<<<<

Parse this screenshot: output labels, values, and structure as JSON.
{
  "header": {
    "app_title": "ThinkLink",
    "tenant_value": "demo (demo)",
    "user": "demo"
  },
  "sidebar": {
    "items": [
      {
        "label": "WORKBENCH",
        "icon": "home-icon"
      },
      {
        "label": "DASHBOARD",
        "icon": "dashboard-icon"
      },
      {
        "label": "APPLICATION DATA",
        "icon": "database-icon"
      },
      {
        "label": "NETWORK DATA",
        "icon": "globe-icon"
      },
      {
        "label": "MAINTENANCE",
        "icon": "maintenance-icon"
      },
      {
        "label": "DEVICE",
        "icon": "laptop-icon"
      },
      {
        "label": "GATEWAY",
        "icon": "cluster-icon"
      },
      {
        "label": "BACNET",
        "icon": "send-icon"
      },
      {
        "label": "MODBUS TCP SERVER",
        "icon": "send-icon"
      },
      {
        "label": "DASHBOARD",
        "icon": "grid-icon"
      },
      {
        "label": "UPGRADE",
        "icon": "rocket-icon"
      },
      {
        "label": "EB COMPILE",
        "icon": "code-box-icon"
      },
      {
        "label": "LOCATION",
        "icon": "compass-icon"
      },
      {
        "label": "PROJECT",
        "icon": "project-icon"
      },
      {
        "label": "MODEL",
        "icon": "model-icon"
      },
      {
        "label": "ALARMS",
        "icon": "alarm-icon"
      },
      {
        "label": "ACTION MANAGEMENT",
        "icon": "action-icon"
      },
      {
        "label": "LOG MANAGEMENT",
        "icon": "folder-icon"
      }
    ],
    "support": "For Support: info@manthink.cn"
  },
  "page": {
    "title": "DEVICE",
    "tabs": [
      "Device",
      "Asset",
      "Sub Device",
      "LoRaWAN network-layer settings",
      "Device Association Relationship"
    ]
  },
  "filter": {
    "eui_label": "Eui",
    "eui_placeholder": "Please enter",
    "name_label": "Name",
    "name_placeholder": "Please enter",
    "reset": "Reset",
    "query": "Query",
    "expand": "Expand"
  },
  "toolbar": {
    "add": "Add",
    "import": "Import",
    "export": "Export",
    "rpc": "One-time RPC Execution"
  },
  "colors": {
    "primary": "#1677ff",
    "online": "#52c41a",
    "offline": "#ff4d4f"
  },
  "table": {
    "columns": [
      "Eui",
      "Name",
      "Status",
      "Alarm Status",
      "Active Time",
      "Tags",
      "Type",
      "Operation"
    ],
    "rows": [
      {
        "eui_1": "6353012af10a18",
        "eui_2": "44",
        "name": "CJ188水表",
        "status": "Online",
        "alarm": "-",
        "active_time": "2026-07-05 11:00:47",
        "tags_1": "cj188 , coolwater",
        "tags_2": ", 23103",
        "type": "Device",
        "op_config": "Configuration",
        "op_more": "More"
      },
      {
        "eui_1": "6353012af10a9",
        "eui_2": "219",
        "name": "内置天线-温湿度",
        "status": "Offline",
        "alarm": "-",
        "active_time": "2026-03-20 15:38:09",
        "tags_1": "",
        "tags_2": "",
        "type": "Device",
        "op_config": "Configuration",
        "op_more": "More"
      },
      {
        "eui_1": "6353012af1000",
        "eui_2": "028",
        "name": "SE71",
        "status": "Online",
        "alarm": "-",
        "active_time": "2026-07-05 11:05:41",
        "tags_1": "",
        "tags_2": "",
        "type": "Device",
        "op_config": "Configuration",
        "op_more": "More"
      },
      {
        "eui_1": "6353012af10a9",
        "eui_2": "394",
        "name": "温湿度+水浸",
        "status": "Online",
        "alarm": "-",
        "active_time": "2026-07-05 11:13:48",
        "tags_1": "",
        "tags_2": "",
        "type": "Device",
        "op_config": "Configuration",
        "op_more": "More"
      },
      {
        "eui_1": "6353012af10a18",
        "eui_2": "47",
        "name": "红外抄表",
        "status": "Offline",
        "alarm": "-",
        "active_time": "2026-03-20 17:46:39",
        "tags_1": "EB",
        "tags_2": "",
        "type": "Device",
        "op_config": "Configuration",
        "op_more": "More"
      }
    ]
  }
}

>>>>

OBJECTIVE: Look above for every line with the word "MANAGEMENT" and copy it.

TASK RESPONSE:
        "label": "ACTION MANAGEMENT",
        "label": "LOG MANAGEMENT",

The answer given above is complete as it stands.